• SET TASK
Print the entire listing. Each line must match the original exactly.
-=-=-
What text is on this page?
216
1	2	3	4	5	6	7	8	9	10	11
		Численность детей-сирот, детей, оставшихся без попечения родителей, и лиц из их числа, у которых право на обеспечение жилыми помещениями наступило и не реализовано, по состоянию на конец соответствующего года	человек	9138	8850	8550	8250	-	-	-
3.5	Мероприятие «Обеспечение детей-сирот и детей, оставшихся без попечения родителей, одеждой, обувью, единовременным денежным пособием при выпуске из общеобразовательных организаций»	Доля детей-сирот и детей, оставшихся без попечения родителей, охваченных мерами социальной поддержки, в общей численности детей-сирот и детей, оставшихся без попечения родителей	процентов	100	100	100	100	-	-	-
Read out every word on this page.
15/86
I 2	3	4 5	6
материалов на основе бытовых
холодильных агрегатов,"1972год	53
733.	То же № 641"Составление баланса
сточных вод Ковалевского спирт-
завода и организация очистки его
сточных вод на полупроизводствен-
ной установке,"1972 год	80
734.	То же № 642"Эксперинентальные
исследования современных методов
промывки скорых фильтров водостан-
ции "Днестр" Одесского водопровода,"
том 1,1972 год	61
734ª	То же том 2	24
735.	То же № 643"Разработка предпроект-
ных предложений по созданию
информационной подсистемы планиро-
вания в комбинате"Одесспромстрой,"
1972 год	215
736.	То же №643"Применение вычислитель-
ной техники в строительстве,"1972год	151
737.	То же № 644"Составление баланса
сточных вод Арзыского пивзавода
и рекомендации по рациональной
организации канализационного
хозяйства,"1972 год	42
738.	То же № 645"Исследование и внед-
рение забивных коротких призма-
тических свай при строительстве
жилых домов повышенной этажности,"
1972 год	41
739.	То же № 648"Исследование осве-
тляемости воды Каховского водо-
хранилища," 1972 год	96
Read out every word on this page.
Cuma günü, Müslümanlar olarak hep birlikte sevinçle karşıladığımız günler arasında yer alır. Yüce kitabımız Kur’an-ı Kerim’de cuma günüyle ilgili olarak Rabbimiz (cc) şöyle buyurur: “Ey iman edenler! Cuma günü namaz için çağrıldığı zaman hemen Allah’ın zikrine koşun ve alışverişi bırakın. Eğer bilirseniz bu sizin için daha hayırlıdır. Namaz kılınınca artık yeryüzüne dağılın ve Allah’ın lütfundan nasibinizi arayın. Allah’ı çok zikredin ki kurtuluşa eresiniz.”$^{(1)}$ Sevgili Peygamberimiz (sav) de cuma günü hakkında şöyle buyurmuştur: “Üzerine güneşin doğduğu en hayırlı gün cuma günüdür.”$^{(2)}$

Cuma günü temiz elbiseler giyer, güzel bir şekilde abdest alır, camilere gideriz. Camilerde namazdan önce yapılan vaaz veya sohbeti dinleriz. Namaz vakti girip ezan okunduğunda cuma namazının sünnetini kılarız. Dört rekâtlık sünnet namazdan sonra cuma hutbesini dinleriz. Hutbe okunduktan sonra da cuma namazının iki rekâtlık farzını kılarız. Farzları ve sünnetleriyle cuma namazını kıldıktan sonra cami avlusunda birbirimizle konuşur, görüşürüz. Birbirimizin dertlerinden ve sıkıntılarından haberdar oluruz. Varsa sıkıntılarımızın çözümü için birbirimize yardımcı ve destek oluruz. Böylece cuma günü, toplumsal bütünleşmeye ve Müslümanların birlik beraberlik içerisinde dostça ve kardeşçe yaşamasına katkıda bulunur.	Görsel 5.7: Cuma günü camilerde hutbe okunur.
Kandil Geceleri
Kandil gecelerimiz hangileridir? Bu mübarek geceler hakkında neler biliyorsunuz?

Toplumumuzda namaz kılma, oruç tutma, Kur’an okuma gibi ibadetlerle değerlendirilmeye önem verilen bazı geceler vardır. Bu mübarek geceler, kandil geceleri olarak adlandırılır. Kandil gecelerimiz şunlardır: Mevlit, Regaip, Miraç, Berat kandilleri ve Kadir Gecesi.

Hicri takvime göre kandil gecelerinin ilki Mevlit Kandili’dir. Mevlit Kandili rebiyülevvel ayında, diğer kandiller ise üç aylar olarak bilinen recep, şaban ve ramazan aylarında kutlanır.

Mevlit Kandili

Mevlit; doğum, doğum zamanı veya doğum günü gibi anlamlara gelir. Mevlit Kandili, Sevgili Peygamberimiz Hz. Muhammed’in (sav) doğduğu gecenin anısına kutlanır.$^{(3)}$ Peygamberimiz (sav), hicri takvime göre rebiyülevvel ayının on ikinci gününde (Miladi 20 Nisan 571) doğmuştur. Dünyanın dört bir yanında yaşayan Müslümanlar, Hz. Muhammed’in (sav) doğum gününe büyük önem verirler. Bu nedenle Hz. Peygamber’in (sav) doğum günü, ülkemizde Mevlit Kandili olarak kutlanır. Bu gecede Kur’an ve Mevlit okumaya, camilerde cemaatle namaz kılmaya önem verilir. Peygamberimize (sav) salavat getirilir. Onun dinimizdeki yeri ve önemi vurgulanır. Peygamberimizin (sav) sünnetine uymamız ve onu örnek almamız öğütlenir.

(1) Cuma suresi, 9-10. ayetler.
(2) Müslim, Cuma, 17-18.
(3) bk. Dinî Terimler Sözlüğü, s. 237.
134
-=-=-
• COMPLETE ANSWER
What text is on this page?
216
1	2	3	4	5	6	7	8	9	10	11
		Численность детей-сирот, детей, оставшихся без попечения родителей, и лиц из их числа, у которых право на обеспечение жилыми помещениями наступило и не реализовано, по состоянию на конец соответствующего года	человек	9138	8850	8550	8250	-	-	-
3.5	Мероприятие «Обеспечение детей-сирот и детей, оставшихся без попечения родителей, одеждой, обувью, единовременным денежным пособием при выпуске из общеобразовательных организаций»	Доля детей-сирот и детей, оставшихся без попечения родителей, охваченных мерами социальной поддержки, в общей численности детей-сирот и детей, оставшихся без попечения родителей	процентов	100	100	100	100	-	-	-
Read out every word on this page.
15/86
I 2	3	4 5	6
материалов на основе бытовых
холодильных агрегатов,"1972год	53
733.	То же № 641"Составление баланса
сточных вод Ковалевского спирт-
завода и организация очистки его
сточных вод на полупроизводствен-
ной установке,"1972 год	80
734.	То же № 642"Эксперинентальные
исследования современных методов
промывки скорых фильтров водостан-
ции "Днестр" Одесского водопровода,"
том 1,1972 год	61
734ª	То же том 2	24
735.	То же № 643"Разработка предпроект-
ных предложений по созданию
информационной подсистемы планиро-
вания в комбинате"Одесспромстрой,"
1972 год	215
736.	То же №643"Применение вычислитель-
ной техники в строительстве,"1972год	151
737.	То же № 644"Составление баланса
сточных вод Арзыского пивзавода
и рекомендации по рациональной
организации канализационного
хозяйства,"1972 год	42
738.	То же № 645"Исследование и внед-
рение забивных коротких призма-
тических свай при строительстве
жилых домов повышенной этажности,"
1972 год	41
739.	То же № 648"Исследование осве-
тляемости воды Каховского водо-
хранилища," 1972 год	96
Read out every word on this page.
Cuma günü, Müslümanlar olarak hep birlikte sevinçle karşıladığımız günler arasında yer alır. Yüce kitabımız Kur’an-ı Kerim’de cuma günüyle ilgili olarak Rabbimiz (cc) şöyle buyurur: “Ey iman edenler! Cuma günü namaz için çağrıldığı zaman hemen Allah’ın zikrine koşun ve alışverişi bırakın. Eğer bilirseniz bu sizin için daha hayırlıdır. Namaz kılınınca artık yeryüzüne dağılın ve Allah’ın lütfundan nasibinizi arayın. Allah’ı çok zikredin ki kurtuluşa eresiniz.”$^{(1)}$ Sevgili Peygamberimiz (sav) de cuma günü hakkında şöyle buyurmuştur: “Üzerine güneşin doğduğu en hayırlı gün cuma günüdür.”$^{(2)}$

Cuma günü temiz elbiseler giyer, güzel bir şekilde abdest alır, camilere gideriz. Camilerde namazdan önce yapılan vaaz veya sohbeti dinleriz. Namaz vakti girip ezan okunduğunda cuma namazının sünnetini kılarız. Dört rekâtlık sünnet namazdan sonra cuma hutbesini dinleriz. Hutbe okunduktan sonra da cuma namazının iki rekâtlık farzını kılarız. Farzları ve sünnetleriyle cuma namazını kıldıktan sonra cami avlusunda birbirimizle konuşur, görüşürüz. Birbirimizin dertlerinden ve sıkıntılarından haberdar oluruz. Varsa sıkıntılarımızın çözümü için birbirimize yardımcı ve destek oluruz. Böylece cuma günü, toplumsal bütünleşmeye ve Müslümanların birlik beraberlik içerisinde dostça ve kardeşçe yaşamasına katkıda bulunur.	Görsel 5.7: Cuma günü camilerde hutbe okunur.
Kandil Geceleri
Kandil gecelerimiz hangileridir? Bu mübarek geceler hakkında neler biliyorsunuz?

Toplumumuzda namaz kılma, oruç tutma, Kur’an okuma gibi ibadetlerle değerlendirilmeye önem verilen bazı geceler vardır. Bu mübarek geceler, kandil geceleri olarak adlandırılır. Kandil gecelerimiz şunlardır: Mevlit, Regaip, Miraç, Berat kandilleri ve Kadir Gecesi.

Hicri takvime göre kandil gecelerinin ilki Mevlit Kandili’dir. Mevlit Kandili rebiyülevvel ayında, diğer kandiller ise üç aylar olarak bilinen recep, şaban ve ramazan aylarında kutlanır.

Mevlit Kandili

Mevlit; doğum, doğum zamanı veya doğum günü gibi anlamlara gelir. Mevlit Kandili, Sevgili Peygamberimiz Hz. Muhammed’in (sav) doğduğu gecenin anısına kutlanır.$^{(3)}$ Peygamberimiz (sav), hicri takvime göre rebiyülevvel ayının on ikinci gününde (Miladi 20 Nisan 571) doğmuştur. Dünyanın dört bir yanında yaşayan Müslümanlar, Hz. Muhammed’in (sav) doğum gününe büyük önem verirler. Bu nedenle Hz. Peygamber’in (sav) doğum günü, ülkemizde Mevlit Kandili olarak kutlanır. Bu gecede Kur’an ve Mevlit okumaya, camilerde cemaatle namaz kılmaya önem verilir. Peygamberimize (sav) salavat getirilir. Onun dinimizdeki yeri ve önemi vurgulanır. Peygamberimizin (sav) sünnetine uymamız ve onu örnek almamız öğütlenir.

(1) Cuma suresi, 9-10. ayetler.
(2) Müslim, Cuma, 17-18.
(3) bk. Dinî Terimler Sözlüğü, s. 237.
134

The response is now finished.